Work instructions: Exactly repeat the material, dropping every picture from the copy.

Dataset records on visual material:
--
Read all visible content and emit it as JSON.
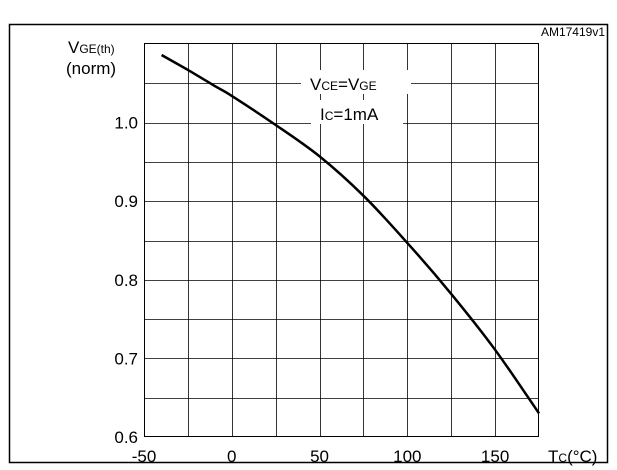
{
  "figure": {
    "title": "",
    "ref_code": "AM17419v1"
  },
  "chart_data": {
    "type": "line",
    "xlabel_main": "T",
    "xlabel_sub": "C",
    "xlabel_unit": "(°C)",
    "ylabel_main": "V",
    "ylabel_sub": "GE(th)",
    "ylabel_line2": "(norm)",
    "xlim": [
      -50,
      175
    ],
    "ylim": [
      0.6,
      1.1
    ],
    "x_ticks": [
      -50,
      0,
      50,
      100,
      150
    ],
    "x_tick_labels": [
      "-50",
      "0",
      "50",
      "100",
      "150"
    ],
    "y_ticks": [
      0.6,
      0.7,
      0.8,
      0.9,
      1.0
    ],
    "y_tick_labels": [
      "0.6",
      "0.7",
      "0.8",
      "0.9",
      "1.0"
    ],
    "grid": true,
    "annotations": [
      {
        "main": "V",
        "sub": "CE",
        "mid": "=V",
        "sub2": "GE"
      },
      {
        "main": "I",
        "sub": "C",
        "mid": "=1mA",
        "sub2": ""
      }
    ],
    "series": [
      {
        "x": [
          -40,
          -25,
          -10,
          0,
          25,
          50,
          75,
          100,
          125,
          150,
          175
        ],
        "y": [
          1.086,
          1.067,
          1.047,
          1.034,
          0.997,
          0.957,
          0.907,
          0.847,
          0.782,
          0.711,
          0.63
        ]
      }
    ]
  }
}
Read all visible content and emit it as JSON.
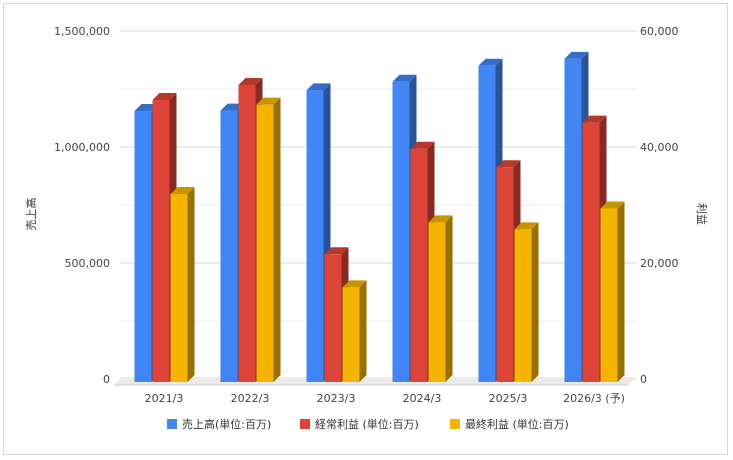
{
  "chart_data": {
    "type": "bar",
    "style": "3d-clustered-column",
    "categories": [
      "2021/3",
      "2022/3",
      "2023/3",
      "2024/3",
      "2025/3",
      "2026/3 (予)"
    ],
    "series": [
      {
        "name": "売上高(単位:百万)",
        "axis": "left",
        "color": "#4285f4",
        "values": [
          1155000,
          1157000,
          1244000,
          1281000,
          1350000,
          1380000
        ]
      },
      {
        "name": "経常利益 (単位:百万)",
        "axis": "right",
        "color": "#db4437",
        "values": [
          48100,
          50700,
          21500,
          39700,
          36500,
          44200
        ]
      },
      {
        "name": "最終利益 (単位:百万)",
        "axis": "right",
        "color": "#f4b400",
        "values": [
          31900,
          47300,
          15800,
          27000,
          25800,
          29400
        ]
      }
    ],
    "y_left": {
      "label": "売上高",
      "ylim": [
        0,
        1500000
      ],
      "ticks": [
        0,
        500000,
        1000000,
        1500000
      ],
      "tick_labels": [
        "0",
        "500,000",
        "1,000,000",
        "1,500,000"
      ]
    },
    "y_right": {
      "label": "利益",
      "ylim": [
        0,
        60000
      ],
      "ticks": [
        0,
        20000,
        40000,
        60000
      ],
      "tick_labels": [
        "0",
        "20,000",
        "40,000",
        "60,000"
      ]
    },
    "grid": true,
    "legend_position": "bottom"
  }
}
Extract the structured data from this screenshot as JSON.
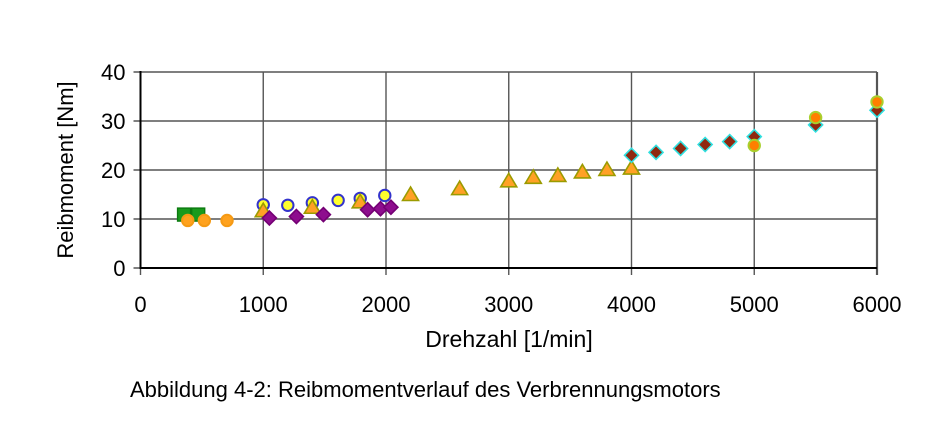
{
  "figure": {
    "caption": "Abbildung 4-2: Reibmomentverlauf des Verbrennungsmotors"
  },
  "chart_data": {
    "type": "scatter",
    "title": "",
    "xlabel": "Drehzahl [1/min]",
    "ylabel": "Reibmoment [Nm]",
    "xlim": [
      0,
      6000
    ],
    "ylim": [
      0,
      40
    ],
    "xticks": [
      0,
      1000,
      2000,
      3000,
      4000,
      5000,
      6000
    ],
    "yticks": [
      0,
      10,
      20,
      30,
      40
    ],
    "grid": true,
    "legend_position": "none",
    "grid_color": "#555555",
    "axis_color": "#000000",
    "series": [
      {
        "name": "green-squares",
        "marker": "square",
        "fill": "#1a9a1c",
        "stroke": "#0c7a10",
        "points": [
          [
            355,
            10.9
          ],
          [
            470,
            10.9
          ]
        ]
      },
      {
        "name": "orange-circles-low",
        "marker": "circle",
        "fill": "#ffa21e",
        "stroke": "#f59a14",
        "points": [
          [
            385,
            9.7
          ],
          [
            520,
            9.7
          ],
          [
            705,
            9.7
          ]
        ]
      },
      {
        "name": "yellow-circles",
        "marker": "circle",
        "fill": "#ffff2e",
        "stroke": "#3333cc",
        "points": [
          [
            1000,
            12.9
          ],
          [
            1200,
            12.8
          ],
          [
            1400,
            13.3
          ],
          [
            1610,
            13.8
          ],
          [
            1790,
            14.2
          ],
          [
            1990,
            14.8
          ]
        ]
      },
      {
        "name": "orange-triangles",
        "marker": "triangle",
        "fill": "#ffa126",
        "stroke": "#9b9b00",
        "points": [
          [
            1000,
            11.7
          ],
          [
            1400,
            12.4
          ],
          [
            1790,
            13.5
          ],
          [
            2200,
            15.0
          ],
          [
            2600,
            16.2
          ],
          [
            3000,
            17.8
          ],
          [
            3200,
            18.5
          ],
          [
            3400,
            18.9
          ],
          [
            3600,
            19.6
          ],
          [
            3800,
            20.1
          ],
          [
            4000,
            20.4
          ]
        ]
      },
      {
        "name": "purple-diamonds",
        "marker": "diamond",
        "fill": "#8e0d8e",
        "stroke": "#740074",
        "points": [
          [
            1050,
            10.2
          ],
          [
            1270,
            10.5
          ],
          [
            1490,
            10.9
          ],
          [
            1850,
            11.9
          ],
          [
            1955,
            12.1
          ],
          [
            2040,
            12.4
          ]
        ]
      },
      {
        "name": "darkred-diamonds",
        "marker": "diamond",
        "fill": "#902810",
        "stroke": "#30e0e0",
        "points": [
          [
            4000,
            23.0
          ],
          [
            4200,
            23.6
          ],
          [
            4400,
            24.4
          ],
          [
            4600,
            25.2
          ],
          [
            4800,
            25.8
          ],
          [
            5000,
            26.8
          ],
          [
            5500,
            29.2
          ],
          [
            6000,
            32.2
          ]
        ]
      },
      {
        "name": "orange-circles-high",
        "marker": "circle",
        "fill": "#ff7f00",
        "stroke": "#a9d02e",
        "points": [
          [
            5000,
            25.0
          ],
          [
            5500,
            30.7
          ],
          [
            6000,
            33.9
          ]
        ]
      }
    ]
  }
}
--
Output of the task:
Read all visible content and emit it as JSON.
{
  "figure": {
    "title": "",
    "ref_code": "AM17419v1"
  },
  "chart_data": {
    "type": "line",
    "xlabel_main": "T",
    "xlabel_sub": "C",
    "xlabel_unit": "(°C)",
    "ylabel_main": "V",
    "ylabel_sub": "GE(th)",
    "ylabel_line2": "(norm)",
    "xlim": [
      -50,
      175
    ],
    "ylim": [
      0.6,
      1.1
    ],
    "x_ticks": [
      -50,
      0,
      50,
      100,
      150
    ],
    "x_tick_labels": [
      "-50",
      "0",
      "50",
      "100",
      "150"
    ],
    "y_ticks": [
      0.6,
      0.7,
      0.8,
      0.9,
      1.0
    ],
    "y_tick_labels": [
      "0.6",
      "0.7",
      "0.8",
      "0.9",
      "1.0"
    ],
    "grid": true,
    "annotations": [
      {
        "main": "V",
        "sub": "CE",
        "mid": "=V",
        "sub2": "GE"
      },
      {
        "main": "I",
        "sub": "C",
        "mid": "=1mA",
        "sub2": ""
      }
    ],
    "series": [
      {
        "x": [
          -40,
          -25,
          -10,
          0,
          25,
          50,
          75,
          100,
          125,
          150,
          175
        ],
        "y": [
          1.086,
          1.067,
          1.047,
          1.034,
          0.997,
          0.957,
          0.907,
          0.847,
          0.782,
          0.711,
          0.63
        ]
      }
    ]
  }
}
Read all visible content and emit it as JSON.
{
  "chart_data": {
    "type": "bar",
    "style": "3d-clustered-column",
    "categories": [
      "2021/3",
      "2022/3",
      "2023/3",
      "2024/3",
      "2025/3",
      "2026/3 (予)"
    ],
    "series": [
      {
        "name": "売上高(単位:百万)",
        "axis": "left",
        "color": "#4285f4",
        "values": [
          1155000,
          1157000,
          1244000,
          1281000,
          1350000,
          1380000
        ]
      },
      {
        "name": "経常利益 (単位:百万)",
        "axis": "right",
        "color": "#db4437",
        "values": [
          48100,
          50700,
          21500,
          39700,
          36500,
          44200
        ]
      },
      {
        "name": "最終利益 (単位:百万)",
        "axis": "right",
        "color": "#f4b400",
        "values": [
          31900,
          47300,
          15800,
          27000,
          25800,
          29400
        ]
      }
    ],
    "y_left": {
      "label": "売上高",
      "ylim": [
        0,
        1500000
      ],
      "ticks": [
        0,
        500000,
        1000000,
        1500000
      ],
      "tick_labels": [
        "0",
        "500,000",
        "1,000,000",
        "1,500,000"
      ]
    },
    "y_right": {
      "label": "利益",
      "ylim": [
        0,
        60000
      ],
      "ticks": [
        0,
        20000,
        40000,
        60000
      ],
      "tick_labels": [
        "0",
        "20,000",
        "40,000",
        "60,000"
      ]
    },
    "grid": true,
    "legend_position": "bottom"
  }
}
Extract the structured data from this screenshot as JSON.
{
  "figure": {
    "caption": "Abbildung 4-2: Reibmomentverlauf des Verbrennungsmotors"
  },
  "chart_data": {
    "type": "scatter",
    "title": "",
    "xlabel": "Drehzahl [1/min]",
    "ylabel": "Reibmoment [Nm]",
    "xlim": [
      0,
      6000
    ],
    "ylim": [
      0,
      40
    ],
    "xticks": [
      0,
      1000,
      2000,
      3000,
      4000,
      5000,
      6000
    ],
    "yticks": [
      0,
      10,
      20,
      30,
      40
    ],
    "grid": true,
    "legend_position": "none",
    "grid_color": "#555555",
    "axis_color": "#000000",
    "series": [
      {
        "name": "green-squares",
        "marker": "square",
        "fill": "#1a9a1c",
        "stroke": "#0c7a10",
        "points": [
          [
            355,
            10.9
          ],
          [
            470,
            10.9
          ]
        ]
      },
      {
        "name": "orange-circles-low",
        "marker": "circle",
        "fill": "#ffa21e",
        "stroke": "#f59a14",
        "points": [
          [
            385,
            9.7
          ],
          [
            520,
            9.7
          ],
          [
            705,
            9.7
          ]
        ]
      },
      {
        "name": "yellow-circles",
        "marker": "circle",
        "fill": "#ffff2e",
        "stroke": "#3333cc",
        "points": [
          [
            1000,
            12.9
          ],
          [
            1200,
            12.8
          ],
          [
            1400,
            13.3
          ],
          [
            1610,
            13.8
          ],
          [
            1790,
            14.2
          ],
          [
            1990,
            14.8
          ]
        ]
      },
      {
        "name": "orange-triangles",
        "marker": "triangle",
        "fill": "#ffa126",
        "stroke": "#9b9b00",
        "points": [
          [
            1000,
            11.7
          ],
          [
            1400,
            12.4
          ],
          [
            1790,
            13.5
          ],
          [
            2200,
            15.0
          ],
          [
            2600,
            16.2
          ],
          [
            3000,
            17.8
          ],
          [
            3200,
            18.5
          ],
          [
            3400,
            18.9
          ],
          [
            3600,
            19.6
          ],
          [
            3800,
            20.1
          ],
          [
            4000,
            20.4
          ]
        ]
      },
      {
        "name": "purple-diamonds",
        "marker": "diamond",
        "fill": "#8e0d8e",
        "stroke": "#740074",
        "points": [
          [
            1050,
            10.2
          ],
          [
            1270,
            10.5
          ],
          [
            1490,
            10.9
          ],
          [
            1850,
            11.9
          ],
          [
            1955,
            12.1
          ],
          [
            2040,
            12.4
          ]
        ]
      },
      {
        "name": "darkred-diamonds",
        "marker": "diamond",
        "fill": "#902810",
        "stroke": "#30e0e0",
        "points": [
          [
            4000,
            23.0
          ],
          [
            4200,
            23.6
          ],
          [
            4400,
            24.4
          ],
          [
            4600,
            25.2
          ],
          [
            4800,
            25.8
          ],
          [
            5000,
            26.8
          ],
          [
            5500,
            29.2
          ],
          [
            6000,
            32.2
          ]
        ]
      },
      {
        "name": "orange-circles-high",
        "marker": "circle",
        "fill": "#ff7f00",
        "stroke": "#a9d02e",
        "points": [
          [
            5000,
            25.0
          ],
          [
            5500,
            30.7
          ],
          [
            6000,
            33.9
          ]
        ]
      }
    ]
  }
}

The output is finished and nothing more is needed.